Which lines in the material below contain the word "First"? Copy each of them.
╭─ Supplied entries
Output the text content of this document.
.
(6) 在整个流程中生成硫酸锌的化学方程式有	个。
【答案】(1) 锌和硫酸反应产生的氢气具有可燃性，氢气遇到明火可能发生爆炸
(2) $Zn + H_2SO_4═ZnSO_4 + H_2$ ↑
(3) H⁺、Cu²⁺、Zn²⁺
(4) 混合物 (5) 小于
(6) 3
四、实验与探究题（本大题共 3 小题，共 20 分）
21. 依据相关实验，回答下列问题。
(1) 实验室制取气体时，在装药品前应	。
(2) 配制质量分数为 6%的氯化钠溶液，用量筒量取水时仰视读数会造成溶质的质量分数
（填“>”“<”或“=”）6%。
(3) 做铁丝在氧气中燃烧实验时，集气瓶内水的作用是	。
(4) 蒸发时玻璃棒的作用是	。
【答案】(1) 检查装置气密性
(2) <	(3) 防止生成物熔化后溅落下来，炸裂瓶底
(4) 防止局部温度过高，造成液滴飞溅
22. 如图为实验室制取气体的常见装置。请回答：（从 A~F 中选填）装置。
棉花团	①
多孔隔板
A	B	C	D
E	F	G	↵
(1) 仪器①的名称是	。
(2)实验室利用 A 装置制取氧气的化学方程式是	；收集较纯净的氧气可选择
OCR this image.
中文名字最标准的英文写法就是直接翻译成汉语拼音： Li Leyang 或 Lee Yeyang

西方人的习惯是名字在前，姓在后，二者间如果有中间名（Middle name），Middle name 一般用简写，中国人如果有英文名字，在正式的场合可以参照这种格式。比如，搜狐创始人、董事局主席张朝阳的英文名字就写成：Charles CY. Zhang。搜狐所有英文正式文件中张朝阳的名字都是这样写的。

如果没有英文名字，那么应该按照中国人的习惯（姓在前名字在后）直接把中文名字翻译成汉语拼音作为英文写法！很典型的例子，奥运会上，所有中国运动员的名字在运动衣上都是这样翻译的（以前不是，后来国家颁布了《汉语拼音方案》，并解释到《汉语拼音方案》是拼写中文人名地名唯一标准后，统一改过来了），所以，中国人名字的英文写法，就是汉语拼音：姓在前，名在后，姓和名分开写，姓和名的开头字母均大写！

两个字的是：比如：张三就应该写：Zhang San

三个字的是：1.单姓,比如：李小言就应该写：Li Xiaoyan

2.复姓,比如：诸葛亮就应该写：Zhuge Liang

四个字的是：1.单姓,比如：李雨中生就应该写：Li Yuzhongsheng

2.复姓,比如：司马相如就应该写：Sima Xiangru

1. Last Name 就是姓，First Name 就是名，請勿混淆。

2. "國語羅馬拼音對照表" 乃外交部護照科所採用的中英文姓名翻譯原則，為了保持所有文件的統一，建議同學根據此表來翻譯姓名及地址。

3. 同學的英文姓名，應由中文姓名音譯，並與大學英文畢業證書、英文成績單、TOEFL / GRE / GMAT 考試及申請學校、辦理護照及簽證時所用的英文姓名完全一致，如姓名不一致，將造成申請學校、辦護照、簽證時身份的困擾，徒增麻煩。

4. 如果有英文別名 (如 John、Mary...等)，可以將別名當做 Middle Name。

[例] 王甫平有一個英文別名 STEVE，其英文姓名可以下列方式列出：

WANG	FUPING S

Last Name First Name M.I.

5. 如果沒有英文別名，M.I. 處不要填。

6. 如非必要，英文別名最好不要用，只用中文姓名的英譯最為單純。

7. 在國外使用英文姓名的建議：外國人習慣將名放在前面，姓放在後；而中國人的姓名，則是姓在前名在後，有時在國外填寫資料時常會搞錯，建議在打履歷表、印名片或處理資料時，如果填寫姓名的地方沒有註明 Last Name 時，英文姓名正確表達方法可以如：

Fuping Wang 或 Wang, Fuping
╰─
╭─ Supplied entries
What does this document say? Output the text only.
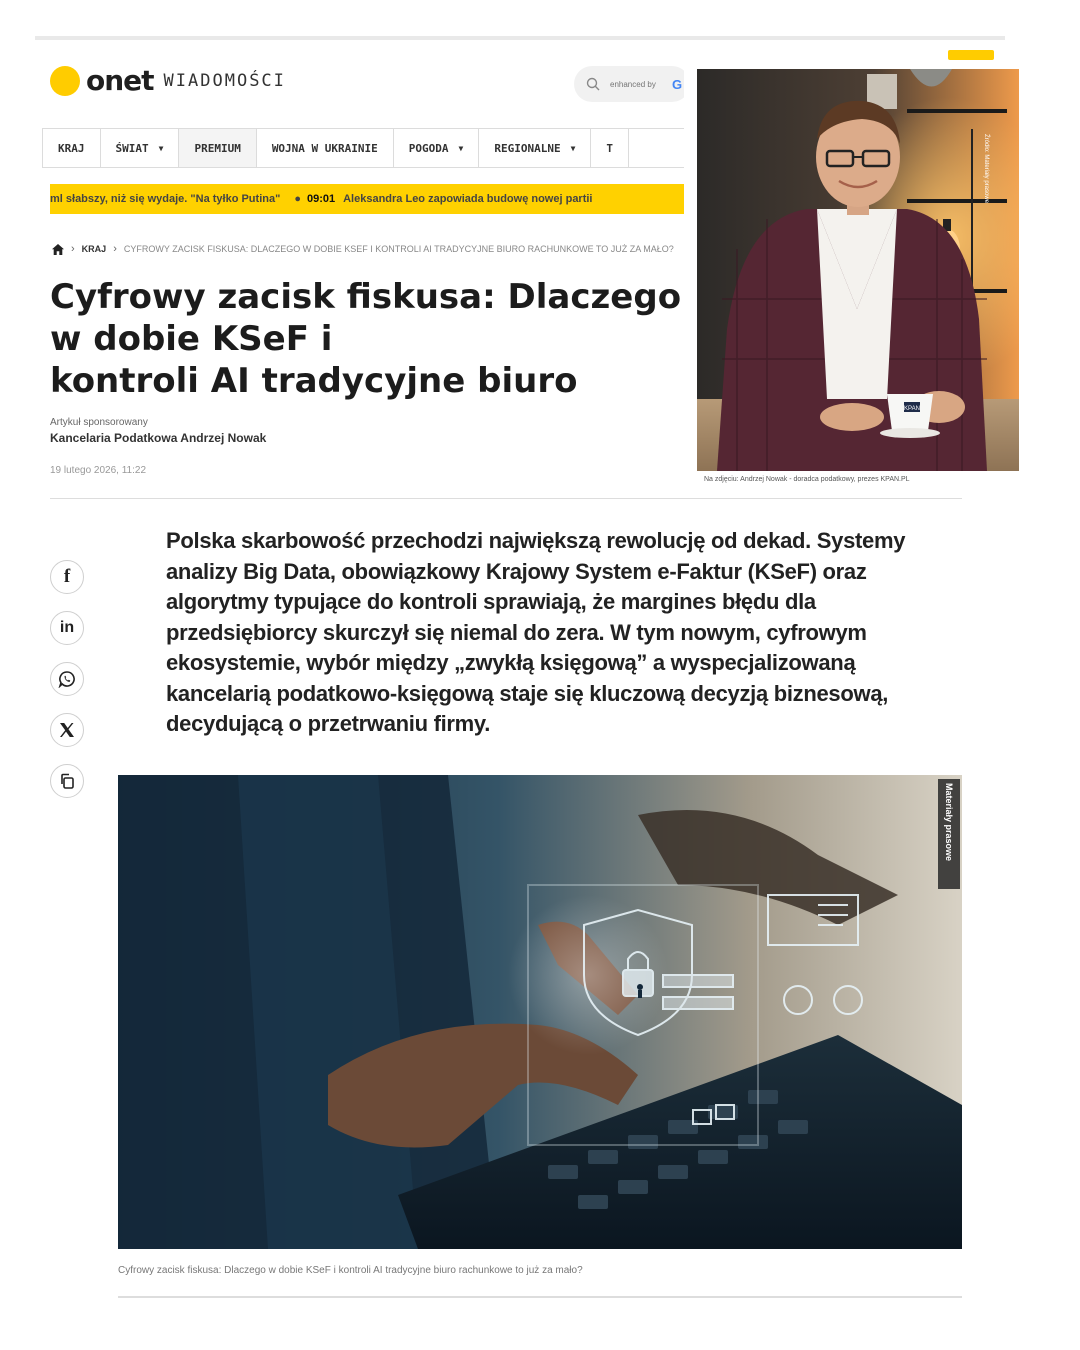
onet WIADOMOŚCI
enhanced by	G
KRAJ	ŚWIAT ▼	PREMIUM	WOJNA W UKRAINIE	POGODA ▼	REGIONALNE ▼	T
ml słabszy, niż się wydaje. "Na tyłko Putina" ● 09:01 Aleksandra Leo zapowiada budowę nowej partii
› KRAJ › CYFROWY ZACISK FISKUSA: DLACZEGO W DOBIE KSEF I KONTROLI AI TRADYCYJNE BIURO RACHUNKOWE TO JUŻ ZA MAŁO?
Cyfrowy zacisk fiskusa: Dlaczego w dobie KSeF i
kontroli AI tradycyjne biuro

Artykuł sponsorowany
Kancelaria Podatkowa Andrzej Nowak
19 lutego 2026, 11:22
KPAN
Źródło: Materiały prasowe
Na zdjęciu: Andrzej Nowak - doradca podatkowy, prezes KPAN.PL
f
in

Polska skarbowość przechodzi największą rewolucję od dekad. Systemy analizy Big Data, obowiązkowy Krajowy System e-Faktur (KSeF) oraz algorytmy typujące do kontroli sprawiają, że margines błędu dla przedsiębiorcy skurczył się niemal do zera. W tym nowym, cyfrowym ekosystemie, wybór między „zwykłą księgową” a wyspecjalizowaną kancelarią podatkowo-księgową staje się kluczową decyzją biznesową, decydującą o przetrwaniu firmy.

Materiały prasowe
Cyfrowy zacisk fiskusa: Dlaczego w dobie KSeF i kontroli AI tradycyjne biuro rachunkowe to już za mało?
╰─
Complete answer
1. Last Name 就是姓，First Name 就是名，請勿混淆。
Last Name First Name M.I.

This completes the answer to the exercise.